======== Data in this exercise ========

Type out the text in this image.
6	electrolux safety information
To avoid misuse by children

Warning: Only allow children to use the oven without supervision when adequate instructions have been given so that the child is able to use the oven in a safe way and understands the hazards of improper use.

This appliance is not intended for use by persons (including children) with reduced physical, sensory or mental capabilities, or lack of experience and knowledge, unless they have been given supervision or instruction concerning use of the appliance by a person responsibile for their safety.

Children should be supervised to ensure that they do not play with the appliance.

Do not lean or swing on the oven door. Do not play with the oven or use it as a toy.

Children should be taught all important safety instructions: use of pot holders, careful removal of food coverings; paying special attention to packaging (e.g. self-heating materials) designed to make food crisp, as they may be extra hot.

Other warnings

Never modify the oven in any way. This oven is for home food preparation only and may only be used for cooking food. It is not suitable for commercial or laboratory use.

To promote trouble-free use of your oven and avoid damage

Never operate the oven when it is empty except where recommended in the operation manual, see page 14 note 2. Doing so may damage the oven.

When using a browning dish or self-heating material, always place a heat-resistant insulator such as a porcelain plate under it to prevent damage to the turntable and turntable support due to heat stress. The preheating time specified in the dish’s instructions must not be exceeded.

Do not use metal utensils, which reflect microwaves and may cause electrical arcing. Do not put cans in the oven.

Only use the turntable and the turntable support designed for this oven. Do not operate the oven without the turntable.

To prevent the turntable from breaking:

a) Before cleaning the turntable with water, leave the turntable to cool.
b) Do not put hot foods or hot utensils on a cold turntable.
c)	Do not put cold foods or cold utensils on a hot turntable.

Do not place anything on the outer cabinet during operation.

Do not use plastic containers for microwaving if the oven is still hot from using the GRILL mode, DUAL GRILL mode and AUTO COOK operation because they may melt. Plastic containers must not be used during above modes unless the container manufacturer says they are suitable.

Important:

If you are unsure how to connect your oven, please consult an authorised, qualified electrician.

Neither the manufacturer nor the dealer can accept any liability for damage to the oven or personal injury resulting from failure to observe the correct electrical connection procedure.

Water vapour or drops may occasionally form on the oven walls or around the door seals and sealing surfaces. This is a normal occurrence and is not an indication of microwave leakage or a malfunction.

========

→ **Task prompt**:
Your task is to transcribe the listing above in full, exactly as given.

→ **Exercise answer**:
Type out the text in this image.
6	electrolux safety information
To avoid misuse by children

Warning: Only allow children to use the oven without supervision when adequate instructions have been given so that the child is able to use the oven in a safe way and understands the hazards of improper use.

This appliance is not intended for use by persons (including children) with reduced physical, sensory or mental capabilities, or lack of experience and knowledge, unless they have been given supervision or instruction concerning use of the appliance by a person responsibile for their safety.

Children should be supervised to ensure that they do not play with the appliance.

Do not lean or swing on the oven door. Do not play with the oven or use it as a toy.

Children should be taught all important safety instructions: use of pot holders, careful removal of food coverings; paying special attention to packaging (e.g. self-heating materials) designed to make food crisp, as they may be extra hot.

Other warnings

Never modify the oven in any way. This oven is for home food preparation only and may only be used for cooking food. It is not suitable for commercial or laboratory use.

To promote trouble-free use of your oven and avoid damage

Never operate the oven when it is empty except where recommended in the operation manual, see page 14 note 2. Doing so may damage the oven.

When using a browning dish or self-heating material, always place a heat-resistant insulator such as a porcelain plate under it to prevent damage to the turntable and turntable support due to heat stress. The preheating time specified in the dish’s instructions must not be exceeded.

Do not use metal utensils, which reflect microwaves and may cause electrical arcing. Do not put cans in the oven.

Only use the turntable and the turntable support designed for this oven. Do not operate the oven without the turntable.

To prevent the turntable from breaking:

a) Before cleaning the turntable with water, leave the turntable to cool.
b) Do not put hot foods or hot utensils on a cold turntable.
c)	Do not put cold foods or cold utensils on a hot turntable.

Do not place anything on the outer cabinet during operation.

Do not use plastic containers for microwaving if the oven is still hot from using the GRILL mode, DUAL GRILL mode and AUTO COOK operation because they may melt. Plastic containers must not be used during above modes unless the container manufacturer says they are suitable.

Important:

If you are unsure how to connect your oven, please consult an authorised, qualified electrician.

Neither the manufacturer nor the dealer can accept any liability for damage to the oven or personal injury resulting from failure to observe the correct electrical connection procedure.

Water vapour or drops may occasionally form on the oven walls or around the door seals and sealing surfaces. This is a normal occurrence and is not an indication of microwave leakage or a malfunction.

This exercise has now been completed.